▶ **Task instructions**
Please substitute "platform-count" for "platform-value" in everything from the first line down to the line containing "platform-row-ai-mode[interactable]: AI Mode", and write out those lines again with nothing else changed.

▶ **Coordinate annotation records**
--

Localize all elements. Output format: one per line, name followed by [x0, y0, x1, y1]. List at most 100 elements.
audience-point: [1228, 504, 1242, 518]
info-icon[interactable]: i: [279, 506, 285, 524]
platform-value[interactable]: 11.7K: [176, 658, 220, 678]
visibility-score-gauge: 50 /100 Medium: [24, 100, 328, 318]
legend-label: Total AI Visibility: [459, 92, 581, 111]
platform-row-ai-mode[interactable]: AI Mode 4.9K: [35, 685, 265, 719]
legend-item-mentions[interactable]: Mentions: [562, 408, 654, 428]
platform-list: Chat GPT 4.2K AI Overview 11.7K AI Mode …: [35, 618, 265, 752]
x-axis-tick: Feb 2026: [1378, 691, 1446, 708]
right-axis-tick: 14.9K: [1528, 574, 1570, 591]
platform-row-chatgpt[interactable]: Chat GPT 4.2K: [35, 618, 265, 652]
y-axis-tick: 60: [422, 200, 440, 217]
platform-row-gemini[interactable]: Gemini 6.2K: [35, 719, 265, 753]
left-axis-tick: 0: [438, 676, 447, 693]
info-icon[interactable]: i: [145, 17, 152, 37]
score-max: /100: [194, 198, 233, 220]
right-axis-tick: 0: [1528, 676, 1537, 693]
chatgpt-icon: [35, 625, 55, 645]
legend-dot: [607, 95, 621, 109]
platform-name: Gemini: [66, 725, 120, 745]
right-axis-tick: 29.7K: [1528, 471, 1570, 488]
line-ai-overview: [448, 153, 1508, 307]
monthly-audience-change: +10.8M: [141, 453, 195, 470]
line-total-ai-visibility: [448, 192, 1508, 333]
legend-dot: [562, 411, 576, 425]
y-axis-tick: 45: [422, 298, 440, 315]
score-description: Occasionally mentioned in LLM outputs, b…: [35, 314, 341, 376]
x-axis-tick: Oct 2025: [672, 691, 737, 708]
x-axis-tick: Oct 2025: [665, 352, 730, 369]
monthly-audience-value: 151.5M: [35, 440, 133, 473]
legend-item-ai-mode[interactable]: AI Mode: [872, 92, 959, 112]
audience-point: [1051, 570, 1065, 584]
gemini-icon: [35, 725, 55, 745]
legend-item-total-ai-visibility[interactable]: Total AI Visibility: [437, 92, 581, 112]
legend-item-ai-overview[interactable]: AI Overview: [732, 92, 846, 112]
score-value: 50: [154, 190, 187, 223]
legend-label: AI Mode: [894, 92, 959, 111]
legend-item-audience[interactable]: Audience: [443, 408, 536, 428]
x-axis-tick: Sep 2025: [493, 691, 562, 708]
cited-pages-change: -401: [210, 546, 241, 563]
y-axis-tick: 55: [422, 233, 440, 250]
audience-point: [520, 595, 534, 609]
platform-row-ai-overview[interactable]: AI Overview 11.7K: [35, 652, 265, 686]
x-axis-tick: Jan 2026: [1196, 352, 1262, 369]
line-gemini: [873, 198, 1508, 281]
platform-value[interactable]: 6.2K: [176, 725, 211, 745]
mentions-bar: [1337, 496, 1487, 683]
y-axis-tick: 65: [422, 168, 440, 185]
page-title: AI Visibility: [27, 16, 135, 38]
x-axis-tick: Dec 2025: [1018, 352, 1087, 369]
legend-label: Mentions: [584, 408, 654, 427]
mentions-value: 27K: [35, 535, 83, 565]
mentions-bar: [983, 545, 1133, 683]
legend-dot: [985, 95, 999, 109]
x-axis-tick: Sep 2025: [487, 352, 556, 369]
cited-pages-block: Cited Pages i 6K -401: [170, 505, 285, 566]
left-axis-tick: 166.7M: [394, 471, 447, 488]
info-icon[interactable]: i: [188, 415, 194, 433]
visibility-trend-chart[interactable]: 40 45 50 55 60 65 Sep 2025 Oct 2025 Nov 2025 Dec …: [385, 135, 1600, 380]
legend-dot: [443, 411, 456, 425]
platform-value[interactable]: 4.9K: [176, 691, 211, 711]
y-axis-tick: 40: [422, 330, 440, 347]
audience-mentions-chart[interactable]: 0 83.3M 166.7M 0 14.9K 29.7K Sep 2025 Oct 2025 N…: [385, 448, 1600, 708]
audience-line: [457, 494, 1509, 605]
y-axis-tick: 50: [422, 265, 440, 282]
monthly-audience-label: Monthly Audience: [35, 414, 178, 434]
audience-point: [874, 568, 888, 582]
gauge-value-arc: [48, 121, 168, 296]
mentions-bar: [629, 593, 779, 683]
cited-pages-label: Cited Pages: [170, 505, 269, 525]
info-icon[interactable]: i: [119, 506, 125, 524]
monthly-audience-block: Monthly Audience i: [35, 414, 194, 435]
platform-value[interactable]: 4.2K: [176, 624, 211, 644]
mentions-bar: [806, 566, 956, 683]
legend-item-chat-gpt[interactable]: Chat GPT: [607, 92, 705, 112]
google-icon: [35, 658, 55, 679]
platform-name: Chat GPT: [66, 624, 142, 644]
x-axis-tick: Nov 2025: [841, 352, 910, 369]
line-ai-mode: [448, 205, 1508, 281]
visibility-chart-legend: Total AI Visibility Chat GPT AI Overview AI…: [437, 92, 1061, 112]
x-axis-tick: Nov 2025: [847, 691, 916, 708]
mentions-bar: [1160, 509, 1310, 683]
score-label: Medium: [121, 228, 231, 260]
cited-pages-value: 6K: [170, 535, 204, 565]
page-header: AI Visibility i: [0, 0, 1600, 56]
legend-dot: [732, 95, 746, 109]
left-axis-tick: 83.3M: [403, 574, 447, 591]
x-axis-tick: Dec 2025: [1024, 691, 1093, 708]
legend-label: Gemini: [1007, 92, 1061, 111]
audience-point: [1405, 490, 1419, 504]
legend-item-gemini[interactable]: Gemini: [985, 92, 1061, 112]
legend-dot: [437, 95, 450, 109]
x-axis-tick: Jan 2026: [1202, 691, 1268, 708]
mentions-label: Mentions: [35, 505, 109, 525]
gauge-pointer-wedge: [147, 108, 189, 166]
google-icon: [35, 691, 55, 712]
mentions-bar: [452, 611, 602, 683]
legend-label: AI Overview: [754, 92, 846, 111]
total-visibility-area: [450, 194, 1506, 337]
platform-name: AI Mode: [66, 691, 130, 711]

--

▶ **Expected answer**
Localize all elements. Output format: one per line, name followed by [x0, y0, x1, y1]. List at most 100 elements.
audience-point: [1228, 504, 1242, 518]
info-icon[interactable]: i: [279, 506, 285, 524]
platform-count[interactable]: 11.7K: [176, 658, 220, 678]
visibility-score-gauge: 50 /100 Medium: [24, 100, 328, 318]
legend-label: Total AI Visibility: [459, 92, 581, 111]
platform-row-ai-mode[interactable]: AI Mode 4.9K: [35, 685, 265, 719]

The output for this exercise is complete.